__AIM__. Copy each line of the data below with the word "this".
>>
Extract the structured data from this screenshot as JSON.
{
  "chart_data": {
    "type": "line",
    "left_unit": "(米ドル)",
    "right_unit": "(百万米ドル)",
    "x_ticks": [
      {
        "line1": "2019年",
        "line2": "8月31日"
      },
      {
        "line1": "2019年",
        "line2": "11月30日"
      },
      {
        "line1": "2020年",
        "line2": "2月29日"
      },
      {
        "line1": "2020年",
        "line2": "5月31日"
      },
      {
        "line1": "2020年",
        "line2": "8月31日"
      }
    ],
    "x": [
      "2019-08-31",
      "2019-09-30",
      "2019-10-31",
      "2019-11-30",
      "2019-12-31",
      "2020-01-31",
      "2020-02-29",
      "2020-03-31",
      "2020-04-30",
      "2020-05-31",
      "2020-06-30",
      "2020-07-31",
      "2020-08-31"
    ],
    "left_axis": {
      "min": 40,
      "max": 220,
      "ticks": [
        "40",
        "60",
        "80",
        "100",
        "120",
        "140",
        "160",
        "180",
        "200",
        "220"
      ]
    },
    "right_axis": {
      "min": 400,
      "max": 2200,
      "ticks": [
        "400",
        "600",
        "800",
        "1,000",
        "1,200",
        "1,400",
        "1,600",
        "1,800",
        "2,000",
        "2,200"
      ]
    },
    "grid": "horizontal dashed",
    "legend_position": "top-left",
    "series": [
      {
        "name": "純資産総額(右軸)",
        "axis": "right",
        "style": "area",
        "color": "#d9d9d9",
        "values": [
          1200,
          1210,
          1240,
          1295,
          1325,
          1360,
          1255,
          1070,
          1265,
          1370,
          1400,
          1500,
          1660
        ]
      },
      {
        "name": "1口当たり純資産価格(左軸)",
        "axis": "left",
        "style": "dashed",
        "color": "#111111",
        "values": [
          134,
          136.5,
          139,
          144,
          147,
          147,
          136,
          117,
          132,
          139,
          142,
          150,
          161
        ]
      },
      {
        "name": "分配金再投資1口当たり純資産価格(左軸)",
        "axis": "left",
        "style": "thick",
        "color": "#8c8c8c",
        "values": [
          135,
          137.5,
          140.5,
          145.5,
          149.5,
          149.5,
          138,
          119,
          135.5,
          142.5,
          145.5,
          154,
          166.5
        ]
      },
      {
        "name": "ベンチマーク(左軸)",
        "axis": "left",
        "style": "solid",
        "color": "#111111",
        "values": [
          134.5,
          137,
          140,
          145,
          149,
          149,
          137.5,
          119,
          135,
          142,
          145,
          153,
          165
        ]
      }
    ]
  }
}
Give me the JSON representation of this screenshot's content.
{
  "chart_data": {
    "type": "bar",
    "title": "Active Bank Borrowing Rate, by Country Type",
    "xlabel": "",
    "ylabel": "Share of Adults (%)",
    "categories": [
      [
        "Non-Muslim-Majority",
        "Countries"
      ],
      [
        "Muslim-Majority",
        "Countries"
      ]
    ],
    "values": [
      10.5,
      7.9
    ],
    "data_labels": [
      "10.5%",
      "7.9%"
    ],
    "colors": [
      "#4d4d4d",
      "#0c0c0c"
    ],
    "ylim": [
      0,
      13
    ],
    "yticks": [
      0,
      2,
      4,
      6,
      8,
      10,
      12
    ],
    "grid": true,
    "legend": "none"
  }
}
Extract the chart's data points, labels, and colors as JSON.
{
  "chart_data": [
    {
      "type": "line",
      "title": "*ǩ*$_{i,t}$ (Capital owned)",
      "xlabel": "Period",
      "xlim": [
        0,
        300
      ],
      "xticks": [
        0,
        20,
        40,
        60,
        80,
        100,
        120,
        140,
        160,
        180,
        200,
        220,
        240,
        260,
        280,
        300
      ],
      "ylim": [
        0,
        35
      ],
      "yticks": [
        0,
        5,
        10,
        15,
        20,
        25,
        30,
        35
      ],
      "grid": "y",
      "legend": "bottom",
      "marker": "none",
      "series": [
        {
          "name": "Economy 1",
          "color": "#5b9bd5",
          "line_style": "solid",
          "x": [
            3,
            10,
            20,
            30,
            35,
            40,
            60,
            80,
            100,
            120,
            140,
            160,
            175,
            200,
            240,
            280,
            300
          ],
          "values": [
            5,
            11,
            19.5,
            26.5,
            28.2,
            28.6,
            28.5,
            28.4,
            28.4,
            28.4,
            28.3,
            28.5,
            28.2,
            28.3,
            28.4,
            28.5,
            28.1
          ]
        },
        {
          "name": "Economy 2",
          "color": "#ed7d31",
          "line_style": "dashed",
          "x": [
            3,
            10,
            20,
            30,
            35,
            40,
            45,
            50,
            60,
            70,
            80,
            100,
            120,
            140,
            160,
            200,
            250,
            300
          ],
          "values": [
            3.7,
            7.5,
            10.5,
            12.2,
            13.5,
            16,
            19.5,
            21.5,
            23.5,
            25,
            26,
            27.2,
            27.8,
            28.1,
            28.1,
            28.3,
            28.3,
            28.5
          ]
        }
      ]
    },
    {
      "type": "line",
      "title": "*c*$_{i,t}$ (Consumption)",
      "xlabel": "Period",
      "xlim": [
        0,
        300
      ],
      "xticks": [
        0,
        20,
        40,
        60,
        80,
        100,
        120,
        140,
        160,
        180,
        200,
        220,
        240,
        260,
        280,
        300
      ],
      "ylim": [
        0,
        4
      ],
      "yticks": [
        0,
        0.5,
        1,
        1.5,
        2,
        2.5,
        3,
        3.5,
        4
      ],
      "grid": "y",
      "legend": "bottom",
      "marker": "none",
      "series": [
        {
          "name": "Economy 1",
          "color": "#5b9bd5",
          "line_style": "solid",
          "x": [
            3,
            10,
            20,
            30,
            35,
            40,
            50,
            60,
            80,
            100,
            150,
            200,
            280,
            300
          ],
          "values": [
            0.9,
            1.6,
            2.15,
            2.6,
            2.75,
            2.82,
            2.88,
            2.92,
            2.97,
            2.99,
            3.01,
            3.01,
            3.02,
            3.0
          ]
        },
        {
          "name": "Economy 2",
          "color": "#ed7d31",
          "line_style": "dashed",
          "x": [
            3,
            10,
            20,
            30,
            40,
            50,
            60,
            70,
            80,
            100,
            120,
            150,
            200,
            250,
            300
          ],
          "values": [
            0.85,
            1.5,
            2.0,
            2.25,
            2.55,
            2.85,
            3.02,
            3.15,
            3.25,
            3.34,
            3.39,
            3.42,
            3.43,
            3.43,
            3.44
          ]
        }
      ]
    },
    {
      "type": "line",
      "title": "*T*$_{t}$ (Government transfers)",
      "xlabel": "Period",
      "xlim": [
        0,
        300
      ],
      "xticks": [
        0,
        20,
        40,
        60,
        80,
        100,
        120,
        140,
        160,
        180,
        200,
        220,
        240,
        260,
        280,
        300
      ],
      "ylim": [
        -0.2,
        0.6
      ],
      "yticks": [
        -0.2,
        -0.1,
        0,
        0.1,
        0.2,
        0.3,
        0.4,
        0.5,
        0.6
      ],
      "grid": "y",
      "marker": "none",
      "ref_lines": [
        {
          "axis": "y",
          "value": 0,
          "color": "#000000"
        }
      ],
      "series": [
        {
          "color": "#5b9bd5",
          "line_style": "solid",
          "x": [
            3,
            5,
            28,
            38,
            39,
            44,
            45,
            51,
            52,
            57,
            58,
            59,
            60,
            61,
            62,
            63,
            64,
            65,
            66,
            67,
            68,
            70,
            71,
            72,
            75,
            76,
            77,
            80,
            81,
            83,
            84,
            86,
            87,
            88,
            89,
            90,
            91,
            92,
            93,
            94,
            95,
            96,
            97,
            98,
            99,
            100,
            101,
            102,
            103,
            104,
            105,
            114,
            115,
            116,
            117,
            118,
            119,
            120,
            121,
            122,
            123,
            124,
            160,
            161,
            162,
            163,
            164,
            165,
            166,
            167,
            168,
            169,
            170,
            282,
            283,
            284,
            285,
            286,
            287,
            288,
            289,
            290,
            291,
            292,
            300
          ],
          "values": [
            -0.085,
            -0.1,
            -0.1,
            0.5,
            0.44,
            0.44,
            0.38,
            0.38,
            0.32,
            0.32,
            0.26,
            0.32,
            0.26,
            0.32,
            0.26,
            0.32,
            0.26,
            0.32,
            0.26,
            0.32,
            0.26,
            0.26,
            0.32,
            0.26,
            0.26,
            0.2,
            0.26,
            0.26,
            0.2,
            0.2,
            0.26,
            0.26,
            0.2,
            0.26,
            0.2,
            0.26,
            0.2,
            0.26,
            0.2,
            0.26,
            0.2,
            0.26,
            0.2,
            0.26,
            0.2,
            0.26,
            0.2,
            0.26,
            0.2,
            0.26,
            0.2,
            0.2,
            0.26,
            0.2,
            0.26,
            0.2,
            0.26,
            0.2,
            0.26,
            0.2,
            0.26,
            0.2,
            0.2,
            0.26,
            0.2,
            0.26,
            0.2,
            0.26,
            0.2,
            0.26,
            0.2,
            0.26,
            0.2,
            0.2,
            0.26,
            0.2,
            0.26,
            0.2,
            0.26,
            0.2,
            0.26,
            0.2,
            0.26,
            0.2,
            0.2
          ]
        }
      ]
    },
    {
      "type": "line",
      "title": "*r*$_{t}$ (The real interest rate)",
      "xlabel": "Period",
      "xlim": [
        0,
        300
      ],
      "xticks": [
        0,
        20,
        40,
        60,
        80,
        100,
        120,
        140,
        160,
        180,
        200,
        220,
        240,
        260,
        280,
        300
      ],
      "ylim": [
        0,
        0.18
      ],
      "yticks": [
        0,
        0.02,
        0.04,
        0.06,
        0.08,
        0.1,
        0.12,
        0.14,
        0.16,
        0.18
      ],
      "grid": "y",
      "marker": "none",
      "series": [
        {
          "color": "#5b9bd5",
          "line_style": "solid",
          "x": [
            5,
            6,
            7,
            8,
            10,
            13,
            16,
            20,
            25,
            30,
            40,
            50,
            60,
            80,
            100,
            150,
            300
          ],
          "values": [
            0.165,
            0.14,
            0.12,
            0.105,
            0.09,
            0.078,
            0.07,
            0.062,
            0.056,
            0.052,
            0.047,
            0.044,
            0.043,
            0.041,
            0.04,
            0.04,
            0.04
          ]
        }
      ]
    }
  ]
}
<<
__OUTPUT BELOW__.
Extract the structured data from this screenshot as JSON.
Give me the JSON representation of this screenshot's content.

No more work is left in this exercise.